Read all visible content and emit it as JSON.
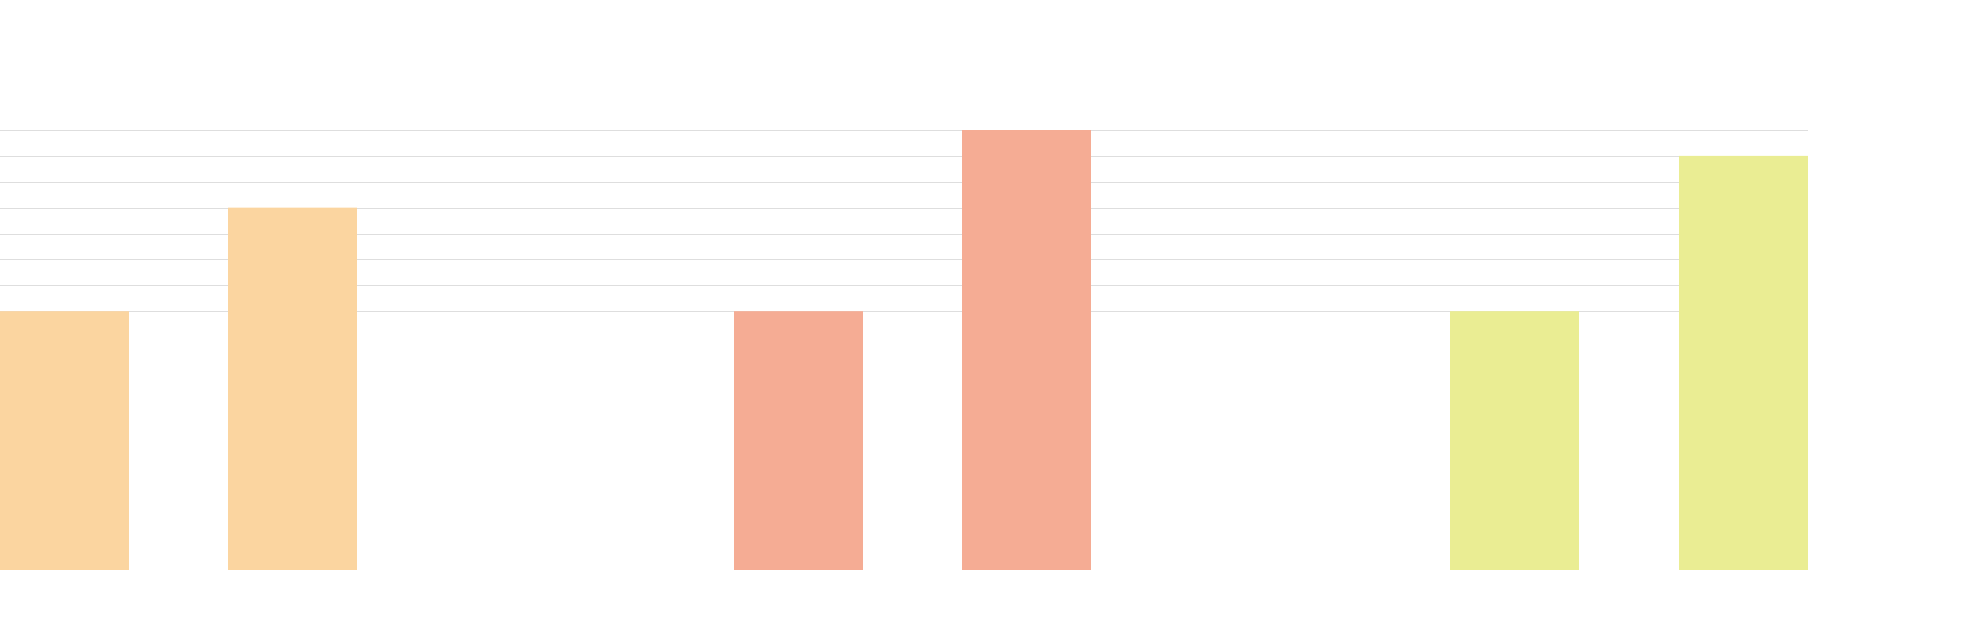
{
  "chart_data": {
    "type": "bar",
    "title": "",
    "xlabel": "",
    "ylabel": "",
    "grid": true,
    "legend": "none",
    "ylim": [
      0,
      17
    ],
    "gridlines": [
      10,
      11,
      12,
      13,
      14,
      15,
      16,
      17
    ],
    "groups": [
      {
        "color": "#fbd5a0",
        "values": [
          10,
          14
        ]
      },
      {
        "color": "#f5ac94",
        "values": [
          10,
          17
        ]
      },
      {
        "color": "#eaed93",
        "values": [
          10,
          16
        ]
      }
    ]
  }
}
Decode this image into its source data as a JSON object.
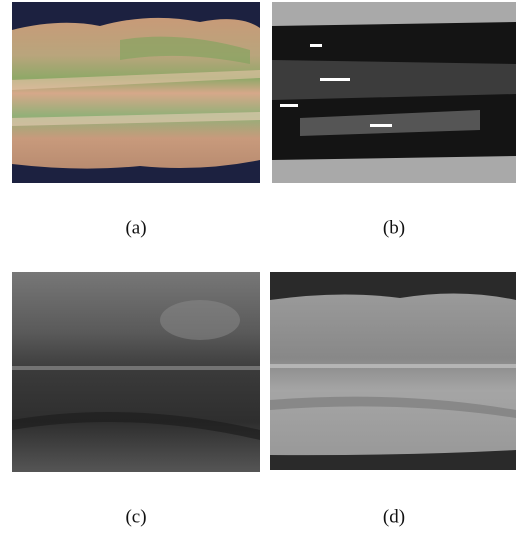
{
  "panels": [
    {
      "label": "(a)"
    },
    {
      "label": "(b)"
    },
    {
      "label": "(c)"
    },
    {
      "label": "(d)"
    }
  ]
}
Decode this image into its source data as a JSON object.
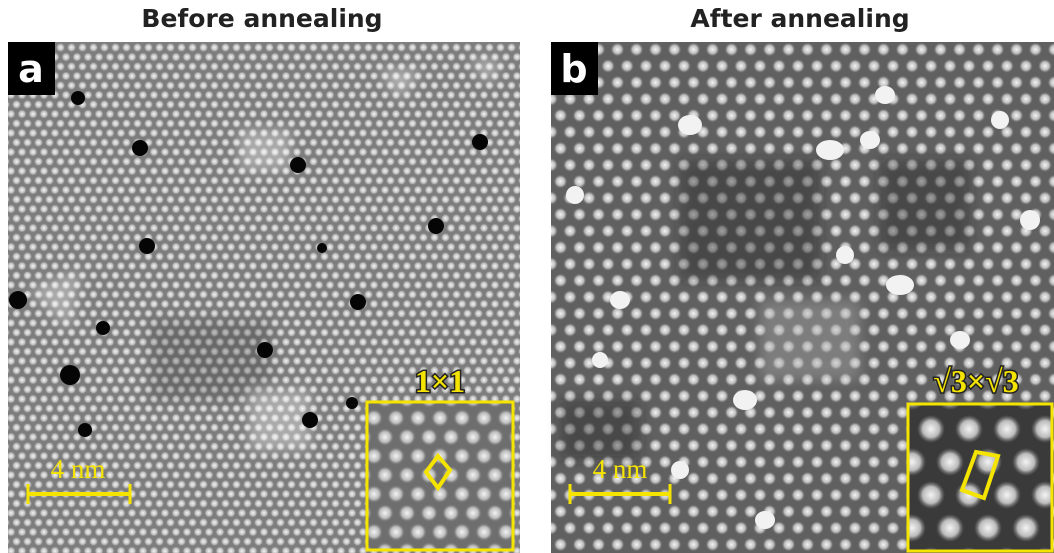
{
  "panels": [
    {
      "title": "Before annealing",
      "label": "a",
      "scale_bar": "4 nm",
      "inset_label": "1×1"
    },
    {
      "title": "After annealing",
      "label": "b",
      "scale_bar": "4 nm",
      "inset_label": "√3×√3"
    }
  ]
}
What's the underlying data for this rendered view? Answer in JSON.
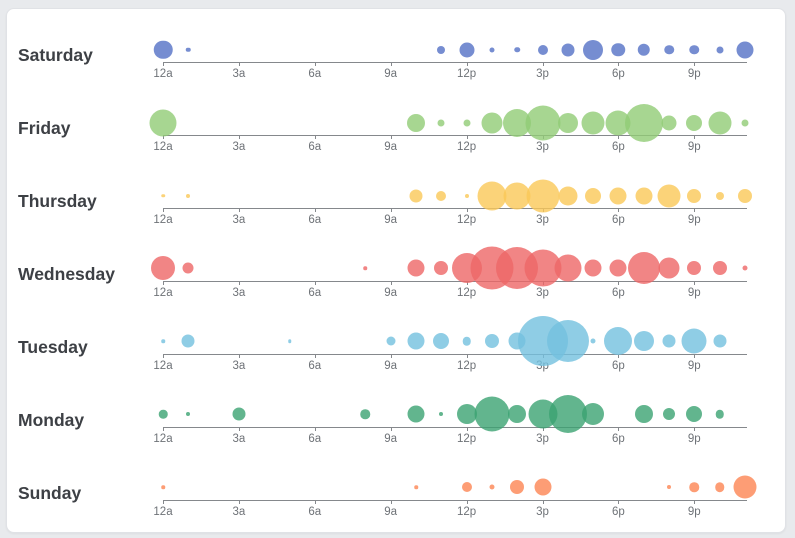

━━━━

YOUR GOAL
Give back the whole listing as it stands, minus its pictures.

SOLUTION
Read all visible content and emit it as JSON.
{
  "chart_data": {
    "type": "bar",
    "title": "",
    "xlabel": "",
    "ylabel": "",
    "grid": true,
    "legend": "none",
    "ylim": [
      0,
      17
    ],
    "gridlines": [
      10,
      11,
      12,
      13,
      14,
      15,
      16,
      17
    ],
    "groups": [
      {
        "color": "#fbd5a0",
        "values": [
          10,
          14
        ]
      },
      {
        "color": "#f5ac94",
        "values": [
          10,
          17
        ]
      },
      {
        "color": "#eaed93",
        "values": [
          10,
          16
        ]
      }
    ]
  }
}
Decode this image into its source data as a JSON object.
{
  "panels": [
    {
      "label": "(a)"
    },
    {
      "label": "(b)"
    },
    {
      "label": "(c)"
    },
    {
      "label": "(d)"
    }
  ]
}
Decode this image into its source data as a JSON object.
{
  "panels": [
    {
      "title": "Before annealing",
      "label": "a",
      "scale_bar": "4 nm",
      "inset_label": "1×1"
    },
    {
      "title": "After annealing",
      "label": "b",
      "scale_bar": "4 nm",
      "inset_label": "√3×√3"
    }
  ]
}
What's the underlying data for this rendered view? Answer in JSON.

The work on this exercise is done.